Layout coordinate data:
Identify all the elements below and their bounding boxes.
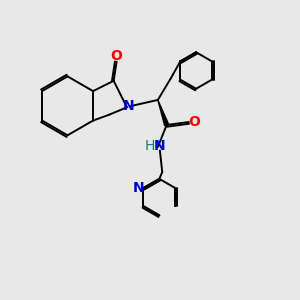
Text: N: N bbox=[133, 181, 144, 195]
Text: O: O bbox=[188, 115, 200, 129]
Polygon shape bbox=[158, 100, 169, 126]
Text: N: N bbox=[154, 139, 166, 153]
Text: N: N bbox=[122, 99, 134, 113]
Text: O: O bbox=[111, 50, 122, 63]
Text: H: H bbox=[144, 139, 155, 153]
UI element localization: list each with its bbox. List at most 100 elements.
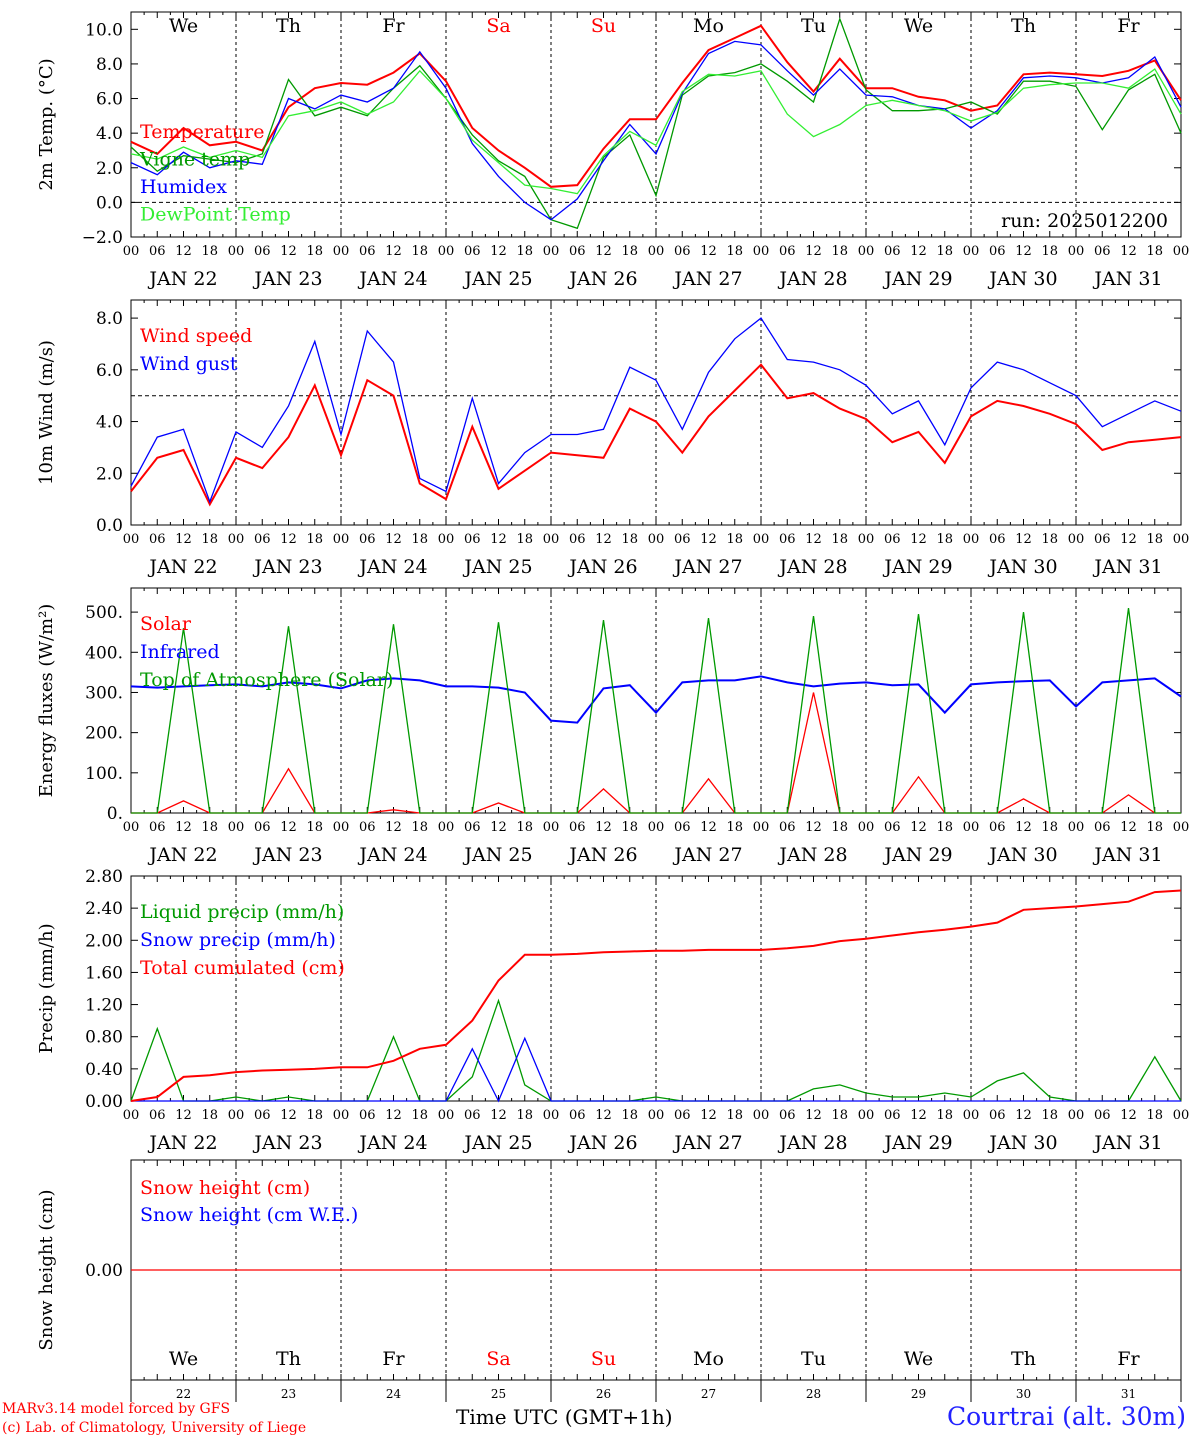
hour-label: 06	[1094, 820, 1111, 835]
hour-label: 18	[306, 1108, 323, 1123]
hour-label: 12	[280, 244, 297, 259]
y-tick-label: 0.40	[85, 1060, 123, 1080]
day-name: Fr	[382, 15, 405, 37]
date-label: JAN 23	[252, 556, 322, 578]
y-tick-label: 0.	[107, 804, 123, 824]
hour-label: 00	[438, 244, 455, 259]
hour-label: 06	[464, 244, 481, 259]
hour-label: 00	[753, 244, 770, 259]
hour-label: 06	[149, 244, 166, 259]
hour-label: 06	[149, 820, 166, 835]
hour-label: 12	[1015, 244, 1032, 259]
panel-energy: 0. 100. 200. 300. 400. 500. Energy fluxes (W/m…	[36, 587, 1189, 866]
hour-label: 06	[254, 532, 271, 547]
legend-entry: DewPoint Temp	[140, 204, 291, 226]
hour-label: 12	[700, 532, 717, 547]
hour-label: 06	[254, 244, 271, 259]
date-label: JAN 27	[672, 556, 742, 578]
date-label: JAN 28	[777, 844, 847, 866]
hour-label: 06	[989, 532, 1006, 547]
hour-label: 00	[963, 820, 980, 835]
hour-label: 18	[1041, 244, 1058, 259]
hour-label: 00	[1173, 244, 1190, 259]
legend-entry: Top of Atmosphere (Solar)	[140, 669, 393, 691]
hour-label: 18	[306, 820, 323, 835]
y-tick-label: 100.	[85, 764, 123, 784]
hour-label: 06	[779, 820, 796, 835]
hour-label: 12	[280, 820, 297, 835]
hour-label: 18	[1041, 1108, 1058, 1123]
legend-entry: Temperature	[140, 121, 264, 143]
date-label: JAN 28	[777, 268, 847, 290]
series-line-0	[130, 363, 1182, 507]
hour-label: 00	[858, 820, 875, 835]
hour-label: 00	[648, 532, 665, 547]
hour-label: 12	[175, 244, 192, 259]
hour-label: 12	[1120, 244, 1137, 259]
day-name: Tu	[801, 1348, 826, 1370]
panel-temperature: −2.0 0.0 2.0 4.0 6.0 8.0 10.0 2m Temp. (°C) Temp…	[36, 11, 1190, 290]
hour-label: 06	[359, 244, 376, 259]
date-label: JAN 28	[777, 1132, 847, 1154]
hour-label: 06	[359, 1108, 376, 1123]
hour-label: 12	[1015, 1108, 1032, 1123]
hour-label: 06	[464, 820, 481, 835]
series-line-2	[130, 889, 1182, 1102]
day-name: Th	[1011, 1348, 1036, 1370]
day-number: 28	[806, 1387, 821, 1401]
day-name: Th	[276, 15, 301, 37]
day-name: Mo	[693, 15, 724, 37]
hour-label: 00	[228, 1108, 245, 1123]
hour-label: 00	[123, 244, 140, 259]
legend-entry: Snow height (cm W.E.)	[140, 1204, 358, 1226]
hour-label: 12	[910, 532, 927, 547]
hour-label: 18	[1146, 244, 1163, 259]
hour-label: 06	[254, 1108, 271, 1123]
hour-label: 00	[1068, 532, 1085, 547]
day-name: Th	[1011, 15, 1036, 37]
y-axis-label: 2m Temp. (°C)	[36, 58, 57, 190]
hour-label: 00	[333, 532, 350, 547]
hour-label: 12	[805, 820, 822, 835]
day-number: 31	[1121, 1387, 1136, 1401]
hour-label: 18	[621, 244, 638, 259]
hour-label: 06	[569, 1108, 586, 1123]
date-label: JAN 25	[462, 268, 532, 290]
legend-entry: Wind speed	[140, 325, 252, 347]
day-name: Fr	[1117, 15, 1140, 37]
date-label: JAN 26	[567, 268, 637, 290]
y-tick-label: 0.80	[85, 1028, 123, 1048]
day-number: 27	[701, 1387, 716, 1401]
hour-label: 18	[936, 244, 953, 259]
hour-label: 00	[648, 1108, 665, 1123]
hour-label: 18	[1041, 532, 1058, 547]
hour-label: 12	[805, 532, 822, 547]
hour-label: 18	[516, 1108, 533, 1123]
legend-entry: Wind gust	[140, 353, 238, 375]
hour-label: 18	[726, 820, 743, 835]
date-label: JAN 25	[462, 1132, 532, 1154]
date-label: JAN 29	[882, 844, 952, 866]
hour-label: 06	[989, 244, 1006, 259]
hour-label: 06	[674, 820, 691, 835]
hour-label: 12	[910, 244, 927, 259]
hour-label: 18	[621, 1108, 638, 1123]
hour-label: 18	[516, 244, 533, 259]
hour-label: 06	[569, 244, 586, 259]
plot-frame	[130, 587, 1182, 814]
hour-label: 00	[648, 244, 665, 259]
hour-label: 00	[1068, 244, 1085, 259]
hour-label: 00	[333, 820, 350, 835]
run-annotation: run: 2025012200	[1001, 210, 1168, 232]
hour-label: 00	[1173, 532, 1190, 547]
hour-label: 12	[1015, 820, 1032, 835]
hour-label: 18	[201, 1108, 218, 1123]
y-tick-label: 0.0	[96, 516, 123, 536]
y-tick-label: 400.	[85, 643, 123, 663]
hour-label: 18	[1041, 820, 1058, 835]
panel-precip: 0.00 0.40 0.80 1.20 1.60 2.00 2.40 2.80 Precip (…	[36, 867, 1189, 1154]
legend-entry: Liquid precip (mm/h)	[140, 901, 344, 923]
series-line-1	[130, 16, 1182, 230]
y-tick-label: 2.0	[96, 464, 123, 484]
hour-label: 00	[858, 1108, 875, 1123]
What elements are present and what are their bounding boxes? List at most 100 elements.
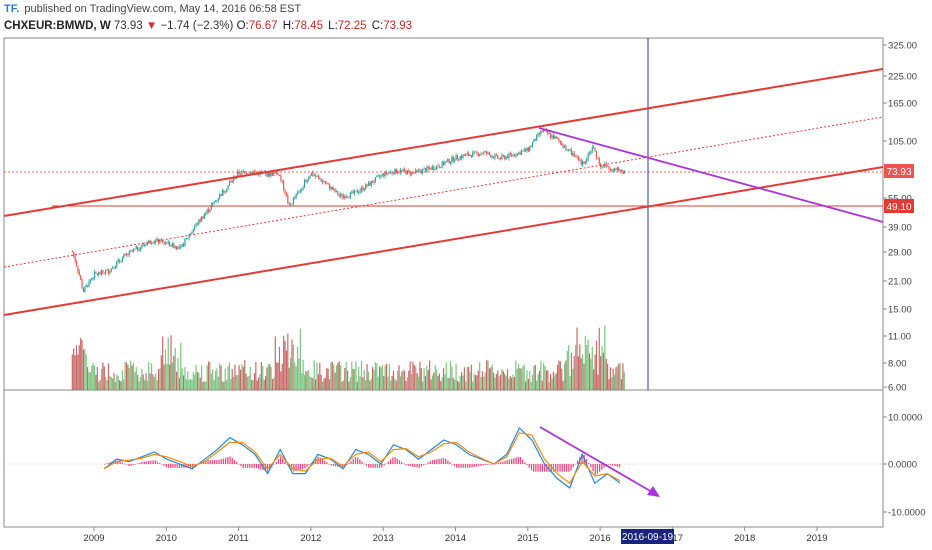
macd-histogram-bar xyxy=(473,464,475,467)
candle-body xyxy=(417,169,420,171)
volume-bar xyxy=(210,373,212,390)
volume-bar xyxy=(491,364,493,390)
volume-bar xyxy=(141,368,143,390)
volume-bar xyxy=(559,361,561,390)
macd-histogram-bar xyxy=(282,458,284,464)
channel-median-line[interactable] xyxy=(3,116,884,268)
time-tick-label: 2012 xyxy=(300,533,321,544)
candle-body xyxy=(321,181,324,182)
volume-bar xyxy=(214,370,217,390)
macd-histogram-bar xyxy=(392,457,394,464)
candle-body xyxy=(93,272,96,279)
macd-histogram-bar xyxy=(308,464,310,465)
price-axis[interactable]: 325.00225.00165.00105.0055.0039.0029.002… xyxy=(883,41,917,394)
volume-bar xyxy=(184,367,186,390)
macd-histogram-bar xyxy=(205,460,207,464)
channel-upper-line[interactable] xyxy=(3,68,884,217)
candle-body xyxy=(303,180,306,188)
volume-bar xyxy=(548,381,550,390)
candle-body xyxy=(360,187,363,191)
candle-body xyxy=(73,251,75,256)
candle-body xyxy=(619,169,621,171)
candle-body xyxy=(184,239,186,247)
macd-histogram-bar xyxy=(451,464,453,465)
candle-body xyxy=(341,194,343,198)
candle-body xyxy=(365,184,367,190)
channel-lower-line[interactable] xyxy=(3,166,884,316)
candle-body xyxy=(192,229,194,232)
volume-bar xyxy=(353,369,356,390)
tradingview-logo[interactable]: TF. xyxy=(4,3,20,15)
candle-body xyxy=(203,214,205,219)
macd-histogram-bar xyxy=(328,463,330,465)
downtrend-line[interactable] xyxy=(538,127,884,223)
candle-body xyxy=(137,246,139,251)
macd-histogram-bar xyxy=(464,464,467,468)
candle-body xyxy=(565,146,567,150)
macd-axis[interactable]: 10.0000 0.0000 -10.0000 xyxy=(883,413,926,519)
volume-bar xyxy=(182,375,185,390)
volume-bar xyxy=(157,369,160,390)
macd-histogram-bar xyxy=(594,464,596,476)
candle-body xyxy=(326,183,328,185)
macd-histogram-bar xyxy=(504,460,506,464)
volume-bar xyxy=(620,379,623,390)
candle-body xyxy=(498,158,500,159)
volume-bar xyxy=(177,357,179,390)
volume-bar xyxy=(384,365,386,390)
macd-histogram-bar xyxy=(480,464,482,466)
volume-bar xyxy=(178,378,180,390)
macd-histogram-bar xyxy=(420,464,423,467)
volume-bar xyxy=(280,371,282,390)
macd-histogram-bar xyxy=(515,457,517,464)
candle-body xyxy=(356,190,358,193)
volume-bar xyxy=(374,362,377,390)
candle-body xyxy=(127,254,129,256)
candle-body xyxy=(355,190,357,192)
volume-bar xyxy=(278,346,281,390)
volume-bar xyxy=(531,374,534,390)
macd-histogram-bar xyxy=(339,464,341,468)
volume-bar xyxy=(466,367,468,390)
volume-bar xyxy=(75,345,78,390)
candle-body xyxy=(561,142,563,146)
macd-histogram-bar xyxy=(581,453,583,464)
candle-body xyxy=(209,209,211,212)
volume-bar xyxy=(433,372,435,390)
symbol-name[interactable]: CHXEUR:BMWD, W xyxy=(4,20,111,32)
macd-histogram-bar xyxy=(359,459,361,464)
volume-bar xyxy=(616,366,618,390)
volume-bar xyxy=(417,376,420,390)
volume-bar xyxy=(340,365,342,390)
candle-body xyxy=(548,133,550,135)
candle-body xyxy=(220,194,222,196)
macd-histogram-bar xyxy=(552,464,555,472)
candle-body xyxy=(415,169,417,173)
candle-body xyxy=(442,161,445,165)
macd-trend-line[interactable] xyxy=(539,426,653,493)
candle-body xyxy=(618,167,620,171)
candle-body xyxy=(223,190,225,193)
candle-body xyxy=(423,168,425,170)
macd-histogram-bar xyxy=(381,464,383,468)
candle-body xyxy=(98,272,100,275)
volume-bar xyxy=(605,358,607,390)
candle-body xyxy=(447,159,449,162)
candle-body xyxy=(522,150,524,152)
candle-body xyxy=(579,159,581,161)
time-axis[interactable]: 2009201020112012201320142015201620172018… xyxy=(83,527,828,544)
macd-histogram-bar xyxy=(431,460,434,464)
volume-bar xyxy=(212,369,214,390)
candle-body xyxy=(455,155,457,161)
candle-body xyxy=(416,169,418,171)
volume-bar xyxy=(556,364,559,390)
volume-bar xyxy=(518,364,520,390)
price-tick-label: 105.00 xyxy=(888,137,917,148)
candle-body xyxy=(77,266,79,272)
candle-body xyxy=(381,173,383,176)
macd-histogram-bar xyxy=(161,464,163,465)
volume-bar xyxy=(221,381,224,390)
candle-body xyxy=(479,154,481,156)
volume-bar xyxy=(481,371,484,390)
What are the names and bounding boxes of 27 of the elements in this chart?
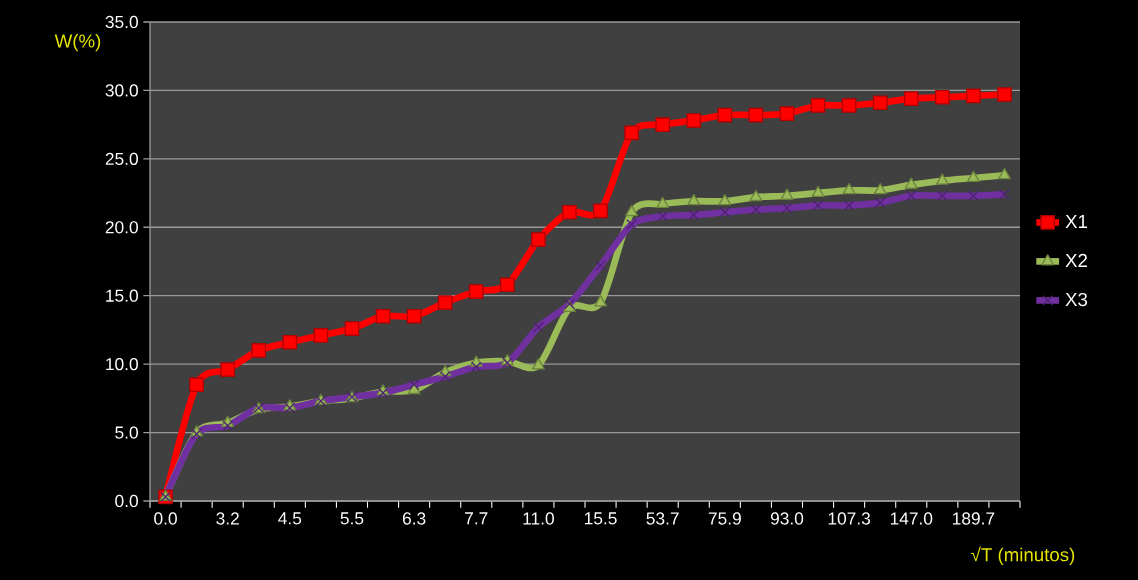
- x-tick-label: 75.9: [708, 512, 741, 525]
- legend-label: X3: [1065, 292, 1088, 307]
- x-tick-label: 15.5: [584, 512, 617, 525]
- y-tick-label: 10.0: [106, 357, 138, 371]
- x-tick-label: 4.5: [278, 512, 302, 525]
- y-axis-title: W(%): [54, 33, 101, 52]
- y-tick-label: 20.0: [105, 221, 138, 234]
- x-tick-label: 53.7: [646, 512, 679, 525]
- y-tick-label: 35.0: [105, 15, 138, 29]
- x-tick-label: 6.3: [402, 512, 426, 525]
- legend-label: X2: [1065, 253, 1087, 267]
- x-tick-label: 93.0: [770, 512, 804, 525]
- legend-label: X1: [1065, 215, 1087, 228]
- y-tick-label: 25.0: [105, 152, 138, 165]
- x-tick-label: 7.7: [465, 512, 488, 525]
- x-axis-title: √T (minutos): [971, 546, 1075, 566]
- x-tick-label: 5.5: [340, 512, 364, 525]
- x-tick-label: 189.7: [953, 512, 995, 525]
- x-tick-label: 0.0: [154, 512, 177, 525]
- x-tick-label: 147.0: [890, 512, 933, 525]
- x-tick-label: 3.2: [216, 512, 239, 525]
- x-tick-label: 11.0: [523, 512, 554, 525]
- y-tick-label: 5.0: [115, 426, 138, 439]
- y-tick-label: 30.0: [105, 84, 138, 97]
- y-tick-label: 15.0: [106, 289, 138, 302]
- y-tick-label: 0.0: [115, 494, 138, 508]
- x-tick-label: 107.3: [828, 512, 871, 525]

### BRIEF
Copy out the part of the records that opens with the line containing "macd-histogram-bar xyxy=(473,464,475,467)" and closes with the line containing "time-tick-label: 2012 xyxy=(300,533,321,544)", with both of those lines included.

### WORKED ANSWER
macd-histogram-bar xyxy=(473,464,475,467)
candle-body xyxy=(417,169,420,171)
volume-bar xyxy=(210,373,212,390)
volume-bar xyxy=(491,364,493,390)
volume-bar xyxy=(141,368,143,390)
volume-bar xyxy=(559,361,561,390)
macd-histogram-bar xyxy=(282,458,284,464)
channel-median-line[interactable] xyxy=(3,116,884,268)
time-tick-label: 2012 xyxy=(300,533,321,544)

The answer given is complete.